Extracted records
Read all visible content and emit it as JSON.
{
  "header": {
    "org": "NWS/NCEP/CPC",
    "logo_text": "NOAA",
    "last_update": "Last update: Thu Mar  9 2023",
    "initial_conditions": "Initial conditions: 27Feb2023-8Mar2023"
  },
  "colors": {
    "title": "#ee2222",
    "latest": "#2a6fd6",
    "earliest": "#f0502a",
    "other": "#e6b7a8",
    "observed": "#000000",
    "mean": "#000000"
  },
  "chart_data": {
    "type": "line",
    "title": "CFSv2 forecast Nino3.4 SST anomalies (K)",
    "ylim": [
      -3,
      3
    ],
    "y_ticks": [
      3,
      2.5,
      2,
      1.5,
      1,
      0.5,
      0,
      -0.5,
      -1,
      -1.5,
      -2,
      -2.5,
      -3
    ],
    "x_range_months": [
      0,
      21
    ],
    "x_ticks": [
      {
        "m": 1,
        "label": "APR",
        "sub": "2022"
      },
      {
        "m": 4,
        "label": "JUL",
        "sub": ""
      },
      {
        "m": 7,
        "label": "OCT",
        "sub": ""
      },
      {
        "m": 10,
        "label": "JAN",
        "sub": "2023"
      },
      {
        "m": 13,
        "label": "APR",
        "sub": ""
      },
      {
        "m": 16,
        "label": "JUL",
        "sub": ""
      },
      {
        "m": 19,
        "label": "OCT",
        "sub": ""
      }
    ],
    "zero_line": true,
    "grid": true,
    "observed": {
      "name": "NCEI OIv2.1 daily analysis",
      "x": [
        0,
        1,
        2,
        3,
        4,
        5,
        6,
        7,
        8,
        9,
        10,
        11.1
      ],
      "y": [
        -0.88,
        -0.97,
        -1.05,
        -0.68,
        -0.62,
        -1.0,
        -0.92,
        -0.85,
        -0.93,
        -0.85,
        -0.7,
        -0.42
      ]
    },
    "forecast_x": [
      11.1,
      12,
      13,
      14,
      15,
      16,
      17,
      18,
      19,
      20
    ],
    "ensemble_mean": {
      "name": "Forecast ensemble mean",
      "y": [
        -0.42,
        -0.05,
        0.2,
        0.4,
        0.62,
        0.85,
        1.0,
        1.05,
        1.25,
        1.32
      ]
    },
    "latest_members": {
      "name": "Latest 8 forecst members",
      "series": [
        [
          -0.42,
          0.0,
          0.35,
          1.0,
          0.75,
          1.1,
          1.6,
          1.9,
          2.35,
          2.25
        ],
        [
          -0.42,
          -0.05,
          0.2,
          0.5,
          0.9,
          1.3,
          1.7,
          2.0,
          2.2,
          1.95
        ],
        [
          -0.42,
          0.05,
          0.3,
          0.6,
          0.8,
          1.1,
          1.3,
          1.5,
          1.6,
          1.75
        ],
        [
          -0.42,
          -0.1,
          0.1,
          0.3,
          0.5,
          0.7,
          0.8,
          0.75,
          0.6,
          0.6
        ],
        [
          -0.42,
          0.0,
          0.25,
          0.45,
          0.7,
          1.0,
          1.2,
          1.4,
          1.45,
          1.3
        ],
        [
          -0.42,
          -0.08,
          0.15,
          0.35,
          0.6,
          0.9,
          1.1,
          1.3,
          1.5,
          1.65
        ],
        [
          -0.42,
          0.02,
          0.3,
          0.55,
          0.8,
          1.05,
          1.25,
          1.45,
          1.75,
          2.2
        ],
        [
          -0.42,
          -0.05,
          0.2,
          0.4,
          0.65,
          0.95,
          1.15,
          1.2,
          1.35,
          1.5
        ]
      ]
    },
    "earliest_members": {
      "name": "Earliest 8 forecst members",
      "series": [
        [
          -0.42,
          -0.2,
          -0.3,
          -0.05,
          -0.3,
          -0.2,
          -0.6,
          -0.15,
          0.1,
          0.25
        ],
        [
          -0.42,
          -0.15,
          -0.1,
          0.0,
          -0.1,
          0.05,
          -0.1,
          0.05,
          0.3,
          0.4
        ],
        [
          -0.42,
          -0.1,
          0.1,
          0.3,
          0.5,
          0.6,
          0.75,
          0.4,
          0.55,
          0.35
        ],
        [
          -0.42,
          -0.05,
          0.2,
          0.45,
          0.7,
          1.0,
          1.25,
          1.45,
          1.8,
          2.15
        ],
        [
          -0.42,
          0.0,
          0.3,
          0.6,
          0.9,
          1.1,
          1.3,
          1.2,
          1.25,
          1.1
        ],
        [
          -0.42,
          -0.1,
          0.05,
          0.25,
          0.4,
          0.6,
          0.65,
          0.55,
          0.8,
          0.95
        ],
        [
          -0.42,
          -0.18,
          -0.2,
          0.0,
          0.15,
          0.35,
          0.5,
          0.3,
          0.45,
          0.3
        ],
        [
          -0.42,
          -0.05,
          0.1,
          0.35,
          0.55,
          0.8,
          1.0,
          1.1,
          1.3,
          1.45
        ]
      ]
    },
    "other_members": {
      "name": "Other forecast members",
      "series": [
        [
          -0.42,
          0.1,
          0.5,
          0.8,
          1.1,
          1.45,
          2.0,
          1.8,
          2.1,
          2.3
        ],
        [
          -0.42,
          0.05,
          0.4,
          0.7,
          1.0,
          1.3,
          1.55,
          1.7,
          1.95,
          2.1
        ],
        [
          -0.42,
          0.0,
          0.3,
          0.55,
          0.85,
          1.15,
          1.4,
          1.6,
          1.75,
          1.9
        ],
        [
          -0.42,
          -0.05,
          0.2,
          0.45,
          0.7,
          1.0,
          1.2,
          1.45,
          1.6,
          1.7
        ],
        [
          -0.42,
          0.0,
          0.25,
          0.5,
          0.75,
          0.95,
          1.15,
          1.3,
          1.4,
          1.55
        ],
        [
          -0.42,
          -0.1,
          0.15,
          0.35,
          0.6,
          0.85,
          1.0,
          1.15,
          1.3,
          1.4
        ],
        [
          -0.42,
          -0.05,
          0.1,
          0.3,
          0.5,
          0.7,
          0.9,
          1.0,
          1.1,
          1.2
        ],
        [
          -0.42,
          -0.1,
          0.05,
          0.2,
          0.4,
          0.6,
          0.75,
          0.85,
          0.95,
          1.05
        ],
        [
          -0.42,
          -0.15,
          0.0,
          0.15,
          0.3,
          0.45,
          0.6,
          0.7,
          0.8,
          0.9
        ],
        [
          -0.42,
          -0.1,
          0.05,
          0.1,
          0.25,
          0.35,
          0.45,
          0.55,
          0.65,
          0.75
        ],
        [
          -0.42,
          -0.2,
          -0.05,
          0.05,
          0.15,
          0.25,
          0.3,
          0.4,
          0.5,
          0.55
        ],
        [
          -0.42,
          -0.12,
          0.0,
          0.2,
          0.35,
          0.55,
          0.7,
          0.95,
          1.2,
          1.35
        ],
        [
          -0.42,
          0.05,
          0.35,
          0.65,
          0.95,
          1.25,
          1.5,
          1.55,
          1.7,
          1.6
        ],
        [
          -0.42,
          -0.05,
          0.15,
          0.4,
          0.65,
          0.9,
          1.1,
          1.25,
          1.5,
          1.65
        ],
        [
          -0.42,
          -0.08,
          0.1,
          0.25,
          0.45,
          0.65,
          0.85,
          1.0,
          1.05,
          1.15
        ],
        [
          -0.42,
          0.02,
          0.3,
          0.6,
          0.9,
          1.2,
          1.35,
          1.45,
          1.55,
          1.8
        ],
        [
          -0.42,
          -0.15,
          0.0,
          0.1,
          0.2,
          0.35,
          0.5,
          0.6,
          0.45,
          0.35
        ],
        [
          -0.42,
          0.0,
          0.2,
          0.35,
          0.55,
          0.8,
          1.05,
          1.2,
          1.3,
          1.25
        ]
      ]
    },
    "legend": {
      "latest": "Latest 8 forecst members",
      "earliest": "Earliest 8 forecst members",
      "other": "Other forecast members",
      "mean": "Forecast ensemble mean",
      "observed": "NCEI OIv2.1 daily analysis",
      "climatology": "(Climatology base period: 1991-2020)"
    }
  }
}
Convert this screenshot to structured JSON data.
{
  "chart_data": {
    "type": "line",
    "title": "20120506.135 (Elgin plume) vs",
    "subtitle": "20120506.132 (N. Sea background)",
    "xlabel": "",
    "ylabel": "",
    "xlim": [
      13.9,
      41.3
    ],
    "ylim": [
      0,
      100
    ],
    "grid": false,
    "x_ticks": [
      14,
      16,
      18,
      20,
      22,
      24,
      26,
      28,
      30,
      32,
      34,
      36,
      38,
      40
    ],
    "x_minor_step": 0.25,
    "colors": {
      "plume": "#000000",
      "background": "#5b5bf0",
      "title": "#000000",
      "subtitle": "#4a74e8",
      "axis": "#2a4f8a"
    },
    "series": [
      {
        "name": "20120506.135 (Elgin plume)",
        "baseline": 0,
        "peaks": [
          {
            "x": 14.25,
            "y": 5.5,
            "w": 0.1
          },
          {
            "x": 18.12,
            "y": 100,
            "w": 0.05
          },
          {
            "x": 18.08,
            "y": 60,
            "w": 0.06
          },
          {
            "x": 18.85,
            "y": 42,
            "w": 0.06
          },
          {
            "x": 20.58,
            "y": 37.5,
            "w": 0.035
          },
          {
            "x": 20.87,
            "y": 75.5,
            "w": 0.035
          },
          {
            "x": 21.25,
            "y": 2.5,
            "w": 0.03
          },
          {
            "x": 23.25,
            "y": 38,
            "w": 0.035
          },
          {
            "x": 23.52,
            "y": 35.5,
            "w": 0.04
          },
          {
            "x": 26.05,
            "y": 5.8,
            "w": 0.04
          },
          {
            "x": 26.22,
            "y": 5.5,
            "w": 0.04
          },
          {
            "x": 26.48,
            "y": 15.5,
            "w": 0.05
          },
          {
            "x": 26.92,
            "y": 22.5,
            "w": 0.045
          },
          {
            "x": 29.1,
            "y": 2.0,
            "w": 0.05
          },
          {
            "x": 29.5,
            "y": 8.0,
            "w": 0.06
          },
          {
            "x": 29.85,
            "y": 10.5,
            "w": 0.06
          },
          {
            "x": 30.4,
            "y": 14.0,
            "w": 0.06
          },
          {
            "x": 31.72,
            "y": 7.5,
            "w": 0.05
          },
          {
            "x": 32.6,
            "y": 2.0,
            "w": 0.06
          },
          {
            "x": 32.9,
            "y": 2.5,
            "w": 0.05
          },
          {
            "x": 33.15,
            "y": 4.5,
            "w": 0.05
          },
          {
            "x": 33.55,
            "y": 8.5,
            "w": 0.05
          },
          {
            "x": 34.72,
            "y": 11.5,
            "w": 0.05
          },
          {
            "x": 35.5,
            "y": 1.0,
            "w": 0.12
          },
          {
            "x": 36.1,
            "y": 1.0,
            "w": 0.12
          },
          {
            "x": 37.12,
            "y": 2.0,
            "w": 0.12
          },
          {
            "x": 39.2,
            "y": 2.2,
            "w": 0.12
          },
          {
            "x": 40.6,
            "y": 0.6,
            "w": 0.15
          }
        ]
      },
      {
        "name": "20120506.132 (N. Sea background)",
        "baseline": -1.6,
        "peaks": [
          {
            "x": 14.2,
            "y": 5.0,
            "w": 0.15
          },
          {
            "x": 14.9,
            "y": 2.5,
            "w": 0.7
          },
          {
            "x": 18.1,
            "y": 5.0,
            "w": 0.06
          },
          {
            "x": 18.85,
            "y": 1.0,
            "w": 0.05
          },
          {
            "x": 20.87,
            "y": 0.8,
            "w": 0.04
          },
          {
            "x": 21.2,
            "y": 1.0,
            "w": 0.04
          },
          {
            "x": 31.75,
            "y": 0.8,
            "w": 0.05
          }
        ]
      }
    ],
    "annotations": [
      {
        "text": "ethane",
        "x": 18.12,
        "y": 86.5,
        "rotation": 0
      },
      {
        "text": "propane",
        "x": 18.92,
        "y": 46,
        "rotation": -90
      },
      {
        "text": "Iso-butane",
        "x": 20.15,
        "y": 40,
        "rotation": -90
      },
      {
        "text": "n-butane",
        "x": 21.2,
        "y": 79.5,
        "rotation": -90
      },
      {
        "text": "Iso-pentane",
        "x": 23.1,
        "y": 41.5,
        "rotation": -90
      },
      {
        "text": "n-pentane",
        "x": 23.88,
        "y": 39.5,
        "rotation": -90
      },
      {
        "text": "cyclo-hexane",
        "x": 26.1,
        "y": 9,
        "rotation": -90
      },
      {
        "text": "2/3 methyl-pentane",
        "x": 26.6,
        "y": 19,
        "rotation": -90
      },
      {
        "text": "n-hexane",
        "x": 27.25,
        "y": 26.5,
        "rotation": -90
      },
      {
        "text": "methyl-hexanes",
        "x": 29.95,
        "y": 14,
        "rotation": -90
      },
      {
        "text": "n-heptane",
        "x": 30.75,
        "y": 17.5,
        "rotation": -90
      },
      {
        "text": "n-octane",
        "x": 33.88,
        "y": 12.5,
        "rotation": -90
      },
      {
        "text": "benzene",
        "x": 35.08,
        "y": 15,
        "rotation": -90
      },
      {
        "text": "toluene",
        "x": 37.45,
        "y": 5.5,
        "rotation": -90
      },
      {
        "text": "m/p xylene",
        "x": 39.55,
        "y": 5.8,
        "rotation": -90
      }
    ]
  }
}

# Given instruction
Copy out every line where the word "background" occurs.

# Written solution
    "subtitle": "20120506.132 (N. Sea background)",
      "background": "#5b5bf0",
        "name": "20120506.132 (N. Sea background)",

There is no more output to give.